GIVEN TASK:
Within the records that follow, find every line containing the string "Szilvia". Copy those lines.

┌──

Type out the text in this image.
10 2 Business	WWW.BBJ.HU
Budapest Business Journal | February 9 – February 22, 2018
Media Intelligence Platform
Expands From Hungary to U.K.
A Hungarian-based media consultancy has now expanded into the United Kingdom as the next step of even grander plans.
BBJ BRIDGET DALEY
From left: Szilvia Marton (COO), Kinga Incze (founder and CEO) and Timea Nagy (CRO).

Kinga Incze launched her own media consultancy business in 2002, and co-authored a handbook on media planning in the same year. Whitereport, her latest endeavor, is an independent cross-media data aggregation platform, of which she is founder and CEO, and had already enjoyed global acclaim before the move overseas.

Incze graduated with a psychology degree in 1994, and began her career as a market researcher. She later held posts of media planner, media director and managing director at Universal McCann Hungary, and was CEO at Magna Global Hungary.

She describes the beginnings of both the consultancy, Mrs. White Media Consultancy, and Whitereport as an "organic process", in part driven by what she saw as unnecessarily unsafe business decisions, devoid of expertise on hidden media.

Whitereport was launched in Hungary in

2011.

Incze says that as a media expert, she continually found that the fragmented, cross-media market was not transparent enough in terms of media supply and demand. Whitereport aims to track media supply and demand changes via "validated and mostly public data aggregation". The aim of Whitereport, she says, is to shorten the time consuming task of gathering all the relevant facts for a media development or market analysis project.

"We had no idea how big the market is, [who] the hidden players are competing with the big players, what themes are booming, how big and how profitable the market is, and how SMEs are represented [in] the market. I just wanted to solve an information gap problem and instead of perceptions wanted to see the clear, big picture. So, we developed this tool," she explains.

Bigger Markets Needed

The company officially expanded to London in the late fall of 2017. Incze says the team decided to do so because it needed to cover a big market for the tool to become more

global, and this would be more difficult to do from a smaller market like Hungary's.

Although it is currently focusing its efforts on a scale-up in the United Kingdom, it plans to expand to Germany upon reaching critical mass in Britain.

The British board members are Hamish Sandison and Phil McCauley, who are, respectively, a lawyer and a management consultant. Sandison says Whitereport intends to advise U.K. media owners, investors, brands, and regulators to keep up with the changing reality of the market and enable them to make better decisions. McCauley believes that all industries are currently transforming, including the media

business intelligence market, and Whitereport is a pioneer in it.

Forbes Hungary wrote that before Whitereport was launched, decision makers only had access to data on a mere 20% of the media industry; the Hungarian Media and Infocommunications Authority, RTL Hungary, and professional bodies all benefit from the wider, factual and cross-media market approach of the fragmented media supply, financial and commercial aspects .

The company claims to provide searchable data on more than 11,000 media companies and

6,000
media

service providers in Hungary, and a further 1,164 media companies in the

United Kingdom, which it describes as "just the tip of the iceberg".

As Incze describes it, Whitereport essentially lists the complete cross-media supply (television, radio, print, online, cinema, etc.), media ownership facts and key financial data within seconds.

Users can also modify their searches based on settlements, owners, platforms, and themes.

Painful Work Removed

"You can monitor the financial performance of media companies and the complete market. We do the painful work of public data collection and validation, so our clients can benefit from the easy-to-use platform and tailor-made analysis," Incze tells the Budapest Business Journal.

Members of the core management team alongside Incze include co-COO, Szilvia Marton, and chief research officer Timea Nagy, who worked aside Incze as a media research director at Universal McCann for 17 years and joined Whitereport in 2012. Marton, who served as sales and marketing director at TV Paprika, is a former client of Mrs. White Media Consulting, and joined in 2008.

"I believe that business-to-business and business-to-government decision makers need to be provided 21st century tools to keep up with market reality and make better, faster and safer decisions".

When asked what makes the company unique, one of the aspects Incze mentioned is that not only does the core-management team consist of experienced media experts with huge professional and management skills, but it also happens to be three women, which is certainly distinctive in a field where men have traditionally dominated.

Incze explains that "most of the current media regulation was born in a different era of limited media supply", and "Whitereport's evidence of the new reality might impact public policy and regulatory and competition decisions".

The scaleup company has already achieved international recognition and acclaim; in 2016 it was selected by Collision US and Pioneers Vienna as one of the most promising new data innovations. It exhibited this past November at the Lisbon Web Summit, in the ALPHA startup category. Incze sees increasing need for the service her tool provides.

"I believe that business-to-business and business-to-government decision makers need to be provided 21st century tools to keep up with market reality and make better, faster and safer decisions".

└──

ANSWER TO THIS PROBLEM:
From left: Szilvia Marton (COO), Kinga Incze (founder and CEO) and Timea Nagy (CRO).
Members of the core management team alongside Incze include co-COO, Szilvia Marton, and chief research officer Timea Nagy, who worked aside Incze as a media research director at Universal McCann for 17 years and joined Whitereport in 2012. Marton, who served as sales and marketing director at TV Paprika, is a former client of Mrs. White Media Consulting, and joined in 2008.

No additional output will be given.